Applying a blended learning approach in a writing ability test for preschool children

Wang Ting-hui, Cherng Rong-ju, Chen Jenn-yeu and Yang Jar-ferr
National Cheng Kung University
Tainan, Taiwan


Eye-hand coordination plays an important role in handwriting. However, children with difficulties in writing are not usually identified until they enter elementary school. The development of a test for eye-hand coordination and validation of its correlation with writing ability would be helpful for identifying children who are at risk of writing difficulty at an earlier age. This paper outlines a study aimed at developing an assessment tool to investigate writing-related skill, determine the difficulty factors, and verify the criterion-related validity and discriminate validity for different age-bands.

Although there is no unified evaluation tool for writing due to language and cultural factors, research results have shown differences between good writers and poor writers in ‘path-tracing’ tasks -- and we, therefore, chose such a task for our assessment. Our newly developed electronic test battery, ‘Literacy Start’, was based on a story, for motivation, and a path-tracing task which included five figures which were created based on the shapes of characters in the story. The design took the following factors into consideration: anthropometric data of preschoolers, inter-joint coordination and some similar existing tests. The test design included the factors of complexity (five), width (two), and size (two). The software recorded performance parameters such as error number, trajectory length in the path, number outside the line barrier of the path, movement time, pen-up time and pen-up number.

(Listed entries)
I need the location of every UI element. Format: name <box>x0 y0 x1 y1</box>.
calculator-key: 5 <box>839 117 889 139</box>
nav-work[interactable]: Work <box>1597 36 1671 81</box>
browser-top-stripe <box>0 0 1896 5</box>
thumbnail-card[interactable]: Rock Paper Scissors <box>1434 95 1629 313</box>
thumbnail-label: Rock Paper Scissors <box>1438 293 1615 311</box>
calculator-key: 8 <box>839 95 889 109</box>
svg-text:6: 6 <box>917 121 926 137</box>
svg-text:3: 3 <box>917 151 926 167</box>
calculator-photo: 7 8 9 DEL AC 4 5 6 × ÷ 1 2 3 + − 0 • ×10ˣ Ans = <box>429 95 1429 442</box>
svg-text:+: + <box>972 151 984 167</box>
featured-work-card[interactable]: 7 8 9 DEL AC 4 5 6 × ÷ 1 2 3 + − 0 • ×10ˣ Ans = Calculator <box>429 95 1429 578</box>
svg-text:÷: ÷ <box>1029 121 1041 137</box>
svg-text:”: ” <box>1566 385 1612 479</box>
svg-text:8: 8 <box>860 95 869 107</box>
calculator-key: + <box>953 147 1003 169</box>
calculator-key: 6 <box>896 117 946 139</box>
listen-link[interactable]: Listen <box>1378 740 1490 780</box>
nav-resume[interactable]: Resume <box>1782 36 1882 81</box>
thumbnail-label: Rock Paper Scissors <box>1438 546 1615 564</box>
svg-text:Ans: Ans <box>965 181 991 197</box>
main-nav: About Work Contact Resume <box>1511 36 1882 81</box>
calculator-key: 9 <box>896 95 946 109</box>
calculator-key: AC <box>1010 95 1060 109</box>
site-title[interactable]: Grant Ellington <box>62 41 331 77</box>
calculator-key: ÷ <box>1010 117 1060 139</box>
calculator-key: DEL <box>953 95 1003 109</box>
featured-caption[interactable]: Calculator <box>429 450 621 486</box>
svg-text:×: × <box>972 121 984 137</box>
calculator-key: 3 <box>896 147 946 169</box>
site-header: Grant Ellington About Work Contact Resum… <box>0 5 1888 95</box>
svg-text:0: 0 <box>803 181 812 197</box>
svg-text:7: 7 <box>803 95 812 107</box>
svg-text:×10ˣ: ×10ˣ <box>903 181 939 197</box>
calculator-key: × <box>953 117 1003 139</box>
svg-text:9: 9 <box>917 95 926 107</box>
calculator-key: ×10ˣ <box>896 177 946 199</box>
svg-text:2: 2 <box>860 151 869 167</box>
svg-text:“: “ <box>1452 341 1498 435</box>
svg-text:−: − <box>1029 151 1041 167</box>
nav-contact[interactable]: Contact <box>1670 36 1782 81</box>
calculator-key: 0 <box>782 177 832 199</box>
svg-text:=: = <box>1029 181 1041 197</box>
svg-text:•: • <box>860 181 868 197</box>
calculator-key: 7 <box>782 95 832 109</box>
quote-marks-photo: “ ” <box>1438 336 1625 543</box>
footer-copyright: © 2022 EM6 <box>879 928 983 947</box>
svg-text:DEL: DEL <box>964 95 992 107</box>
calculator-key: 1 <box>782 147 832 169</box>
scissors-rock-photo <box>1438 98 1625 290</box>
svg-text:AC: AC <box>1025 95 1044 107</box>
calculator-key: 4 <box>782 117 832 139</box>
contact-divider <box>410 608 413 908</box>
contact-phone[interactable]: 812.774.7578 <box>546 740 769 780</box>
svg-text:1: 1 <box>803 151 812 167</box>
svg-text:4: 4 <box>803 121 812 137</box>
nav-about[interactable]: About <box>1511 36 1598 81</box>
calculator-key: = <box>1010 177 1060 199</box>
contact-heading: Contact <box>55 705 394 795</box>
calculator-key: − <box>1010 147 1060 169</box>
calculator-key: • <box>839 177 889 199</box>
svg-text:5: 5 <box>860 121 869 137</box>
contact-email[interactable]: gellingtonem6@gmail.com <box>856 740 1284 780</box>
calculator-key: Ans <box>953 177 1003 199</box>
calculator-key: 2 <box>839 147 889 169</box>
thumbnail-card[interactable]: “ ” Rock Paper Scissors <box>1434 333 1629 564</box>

(Parts of the exercise)
[1] Answer these questions about the text on the preschool writing test:
(a) Which university are the authors affiliated with?
(b) What is the new electronic test battery called?
(c) How many figures did the path-tracing task include?
[2] Continue the text on the preschool writing test from where it stops.

(Answers for the tasks)
[1]
(a) National Cheng Kung University
(b) Literacy Start
(c) Five

[2]
Twenty three preschoolers with typical development participated in the preliminary study, and they were divided into three age-groups (junior, middle and senior). They all received ‘Literacy Start’, ‘The Emergent Literacy Scale for Preschoolers’, the Chinese version of ‘The Beery-Buktenica Developmental Test of Visual-Motor integration’ (VMI) and two VMI-supplementary tests. Each child performed one trial of the tests. Mixed-design repeated measure ANOVAs were used to analyse the differences among the difficulty factors and age groups; and a correlation test was employed to examine the relationships between the scores on the VMI test, VMI-supplementary tests and the performance scores on ‘Literacy Start’.

The results showed that the scores on the VMI test had a moderate negative correlation with the error number and the number outside the line barrier of the path in ‘Literacy Start’. Many performance scores on ‘Literacy Start’ showed that there was a significant effect of complexity of the task, and an age-group effect. According to the findings, this assessment software may verify the age-groups based on different performance profiles; and the difficulty factor can be used to develop further intervention exercises. It is suggested that the merging of the blended learning principle and the assessment tasks into games may be used for identifying preschool children at risk of writing difficulty. The software may also provide therapists or teachers with a tool for eye-hand coordination training.